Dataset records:
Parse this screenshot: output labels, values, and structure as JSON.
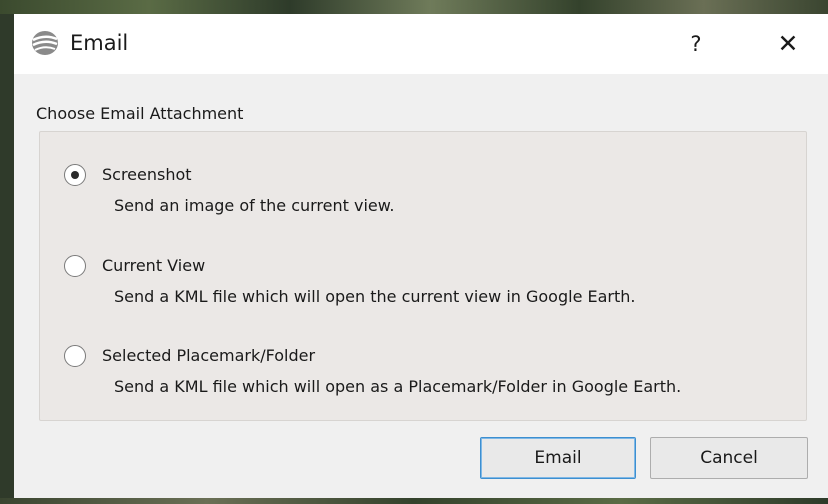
{
  "window": {
    "title": "Email",
    "help_label": "?",
    "close_label": "✕"
  },
  "dialog": {
    "section_title": "Choose Email Attachment",
    "selected_option": "Screenshot",
    "options": [
      {
        "label": "Screenshot",
        "description": "Send an image of the current view.",
        "checked": true
      },
      {
        "label": "Current View",
        "description": "Send a KML file which will open the current view in Google Earth.",
        "checked": false
      },
      {
        "label": "Selected Placemark/Folder",
        "description": "Send a KML file which will open as a Placemark/Folder in Google Earth.",
        "checked": false
      }
    ],
    "email_button": "Email",
    "cancel_button": "Cancel"
  },
  "icons": {
    "app": "google-earth-icon",
    "help": "question-mark-icon",
    "close": "close-icon"
  },
  "colors": {
    "default_button_border": "#3d8fd0",
    "group_box_bg": "#ebe8e6",
    "client_bg": "#f0f0f0"
  }
}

WHAT YOU HAVE TO DO: In the entries above, find every line holding the word "will" and copy it out.

RESPONSE BELOW:
        "description": "Send a KML file which will open the current view in Google Earth.",
        "description": "Send a KML file which will open as a Placemark/Folder in Google Earth.",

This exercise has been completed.